### PROBLEMS AND TASKS
A. Transcribe the section of the passage on racial bias in schools and the justice system between "The later in" and "threat to society.", inclusive.
B. Go on with the passage on racial bias in schools and the justice system, picking up after its final sentence.

### SELECTED TEXT
● ● ● ● ● ● ●

But perhaps the most chilling statistic is that of the out of school suspension rate for preschoolers. Yes, preschoolers. Almost half of all out of school suspensions for pre-K and Kindergarten were black students. For infractions as small as wearing the wrong socks. Students of color are suspended or expelled at a rate 3 times higher than their peers.

The later in life costs are profound- 49% of all black men enter the job market with a record and 44% of Latinos. Yet 60% of youth detained are there for offenses not deemed a threat to society.

And while the rates of offending are higher for people of color, so are the rates of victimization. And yet, it often to fails to make the news- with people saying that crimes where they are victims are just “between them.” There is a shockingly disparate treatment of victims, where often it feels that the victim is on trial. Remember we don’t call it the George Zimmerman case, but the Trayvon case. Last year, two blocks from my house, a teenage boy had his throat slit as he was on the way to play basketball at the playground. His death barely made the newspaper, being overwhelmed by some big news about Taylor Swift who’s originally from the Reading area. A 14 year old bled out on the street and died, and it took days for any information about his family or situation to even surface. And initial comments ranged from whether it involved drugs, or the fact he was Latino must mean he was in a gang. A JROTC student with a good academic record on his way to teach kids basketball, murdered by a man who got away was hardly of note. In a place where some people used to call our afterschool program “Future Felons of America.” Victims are victimized.

And often notices of important stages in cases are communicated to victims of color at a substantially lower percentage-from hearing dates, and plea bargains to release dates. There are so many slamming doors- including ones people feel they need to hide behind. How desolate. And if you do get out from behind them- you find- Schools don’t want you, employers don’t either, and you just don’t fit. No wonder the rates for re-offending or self help is so high.

Years ago I was taught not to hammer people so hard with the law they are too tired to hear the gospel. But today maybe we should feel that tiredness others feel. The system is broken in profound places. And I wonder in the year just past the 50th Anniversary of that great “I Have A Dream” speech- if we have a dream as God’s people, where do we find it?

The gospel breaks in to open the doors that racism and bias slam.

● ● ● ● ● ● ●

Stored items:

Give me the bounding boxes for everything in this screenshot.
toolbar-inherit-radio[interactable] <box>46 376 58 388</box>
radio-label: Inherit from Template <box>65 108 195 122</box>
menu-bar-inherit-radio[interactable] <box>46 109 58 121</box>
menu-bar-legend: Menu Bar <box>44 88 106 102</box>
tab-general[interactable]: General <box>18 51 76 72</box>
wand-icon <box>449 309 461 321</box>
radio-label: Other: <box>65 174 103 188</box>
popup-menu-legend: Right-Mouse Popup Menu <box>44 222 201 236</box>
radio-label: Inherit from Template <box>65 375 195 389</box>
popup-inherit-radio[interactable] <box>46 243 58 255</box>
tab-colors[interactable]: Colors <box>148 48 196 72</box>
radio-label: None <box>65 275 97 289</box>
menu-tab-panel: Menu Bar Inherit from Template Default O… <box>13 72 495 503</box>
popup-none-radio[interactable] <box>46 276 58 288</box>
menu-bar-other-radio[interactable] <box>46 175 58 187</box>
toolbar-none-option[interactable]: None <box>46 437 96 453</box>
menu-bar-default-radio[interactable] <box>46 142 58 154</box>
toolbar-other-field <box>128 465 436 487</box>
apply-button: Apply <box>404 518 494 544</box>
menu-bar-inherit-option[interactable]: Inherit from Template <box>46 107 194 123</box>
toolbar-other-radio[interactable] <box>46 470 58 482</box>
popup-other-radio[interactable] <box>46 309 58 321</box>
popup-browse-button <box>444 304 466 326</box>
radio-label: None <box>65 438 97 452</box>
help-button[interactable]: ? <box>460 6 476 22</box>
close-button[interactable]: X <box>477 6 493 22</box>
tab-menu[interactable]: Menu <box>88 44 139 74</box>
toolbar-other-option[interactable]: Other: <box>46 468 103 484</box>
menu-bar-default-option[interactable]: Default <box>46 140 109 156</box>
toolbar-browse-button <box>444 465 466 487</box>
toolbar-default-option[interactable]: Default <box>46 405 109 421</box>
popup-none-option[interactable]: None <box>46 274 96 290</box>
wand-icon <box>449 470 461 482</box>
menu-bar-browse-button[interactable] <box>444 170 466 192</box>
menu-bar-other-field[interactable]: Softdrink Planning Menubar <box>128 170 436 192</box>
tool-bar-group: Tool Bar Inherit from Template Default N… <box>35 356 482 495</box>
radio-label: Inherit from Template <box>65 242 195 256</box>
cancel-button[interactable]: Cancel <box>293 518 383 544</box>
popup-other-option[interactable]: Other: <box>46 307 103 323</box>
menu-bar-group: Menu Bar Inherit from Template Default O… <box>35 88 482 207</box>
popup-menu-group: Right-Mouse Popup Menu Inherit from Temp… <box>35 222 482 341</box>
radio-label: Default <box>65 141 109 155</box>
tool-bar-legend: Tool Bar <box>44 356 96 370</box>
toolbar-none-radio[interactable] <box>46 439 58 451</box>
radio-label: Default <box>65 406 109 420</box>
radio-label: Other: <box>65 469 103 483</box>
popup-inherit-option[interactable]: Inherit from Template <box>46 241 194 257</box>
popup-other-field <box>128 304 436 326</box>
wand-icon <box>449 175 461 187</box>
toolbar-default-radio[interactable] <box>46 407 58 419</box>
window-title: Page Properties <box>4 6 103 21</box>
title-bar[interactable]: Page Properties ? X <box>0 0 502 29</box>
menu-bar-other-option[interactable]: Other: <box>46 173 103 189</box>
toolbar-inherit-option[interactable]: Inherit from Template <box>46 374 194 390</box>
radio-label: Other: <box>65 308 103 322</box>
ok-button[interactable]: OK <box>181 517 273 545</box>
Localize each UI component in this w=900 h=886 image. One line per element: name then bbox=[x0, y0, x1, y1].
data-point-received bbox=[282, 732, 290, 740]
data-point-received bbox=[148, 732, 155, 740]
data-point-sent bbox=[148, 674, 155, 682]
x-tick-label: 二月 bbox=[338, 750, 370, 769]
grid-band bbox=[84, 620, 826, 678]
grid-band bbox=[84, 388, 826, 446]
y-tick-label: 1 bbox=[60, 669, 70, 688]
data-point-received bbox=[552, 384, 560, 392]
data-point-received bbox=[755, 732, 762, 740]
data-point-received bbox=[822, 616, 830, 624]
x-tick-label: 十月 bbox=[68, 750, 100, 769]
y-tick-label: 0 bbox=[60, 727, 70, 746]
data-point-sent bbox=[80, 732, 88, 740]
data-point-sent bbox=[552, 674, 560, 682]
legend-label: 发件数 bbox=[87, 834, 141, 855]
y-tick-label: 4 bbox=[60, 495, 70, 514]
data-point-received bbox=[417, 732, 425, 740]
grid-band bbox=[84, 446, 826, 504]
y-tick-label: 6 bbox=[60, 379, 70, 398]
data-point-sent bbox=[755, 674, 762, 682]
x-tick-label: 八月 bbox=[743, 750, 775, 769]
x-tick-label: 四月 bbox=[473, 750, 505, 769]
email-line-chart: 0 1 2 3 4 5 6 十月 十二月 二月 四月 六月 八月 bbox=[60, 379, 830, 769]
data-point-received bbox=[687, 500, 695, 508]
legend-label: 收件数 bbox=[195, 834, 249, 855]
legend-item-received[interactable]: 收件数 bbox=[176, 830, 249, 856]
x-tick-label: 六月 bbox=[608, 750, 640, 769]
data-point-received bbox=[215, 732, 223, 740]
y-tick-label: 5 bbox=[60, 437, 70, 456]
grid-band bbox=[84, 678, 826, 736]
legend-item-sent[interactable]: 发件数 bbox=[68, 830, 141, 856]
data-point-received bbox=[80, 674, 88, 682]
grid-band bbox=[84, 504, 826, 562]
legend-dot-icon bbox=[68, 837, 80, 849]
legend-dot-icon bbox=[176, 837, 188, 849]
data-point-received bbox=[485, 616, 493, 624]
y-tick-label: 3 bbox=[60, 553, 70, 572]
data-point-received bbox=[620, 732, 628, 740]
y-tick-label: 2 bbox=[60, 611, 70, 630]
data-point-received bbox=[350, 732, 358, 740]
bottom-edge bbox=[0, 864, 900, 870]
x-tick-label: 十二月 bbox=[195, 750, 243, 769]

● ● ● ● ● ● ●

### ANSWERS TO THE TASKS
A.
The later in life costs are profound- 49% of all black men enter the job market with a record and 44% of Latinos. Yet 60% of youth detained are there for offenses not deemed a threat to society.

B.
Eugene Peterson’s translation of Romans in the Message Bible is masterful. “With the arrival of Jesus, the Messiah, those who enter into Christ’s “being here for us” no longer have to live under a continuous low lying dark cloud. The Spirit of life in Christ, like a strong wind, has magnificently cleared the air, freeing us from a fated lifetime of brutal tyranny at the hands of sin and death. In Jesus, God personally took on the human condition, entered the disordered mess of struggling humanity- in order to set it right once and for all.”

“The law code, weakened as it always was, by fractured human nature, could never have done that. The law has always ended up being used as a Band Aid on sin instead of the deep healing of it…And now what the law asked for but couldn’t deliver is accomplished- as we, instead of redoubling our own efforts, simply embrace what the Spirit is doing in us.” Instead of redoubling our efforts. More prisons and more regulations are not the answer.

Simply embrace what the Spirit is doing in you.

In the face of slamming doors you here at Trinity, have already embraced the Spirit with your mission to Break Down Barriers and Build Community- your commitment to criminal justice system participants, the homeless, and to schools is already established and provides the gospel in the lives of so many. You already stand with our sisters and brothers in the African American community in scholarships, assistance at Crispus Attucks and Arbor Mix and honoring the legacy of Dr. King.  You provide positive outlets through Shop with a Cop, and the Bike repair ministry. Doors are being  opened-Thanks be to God!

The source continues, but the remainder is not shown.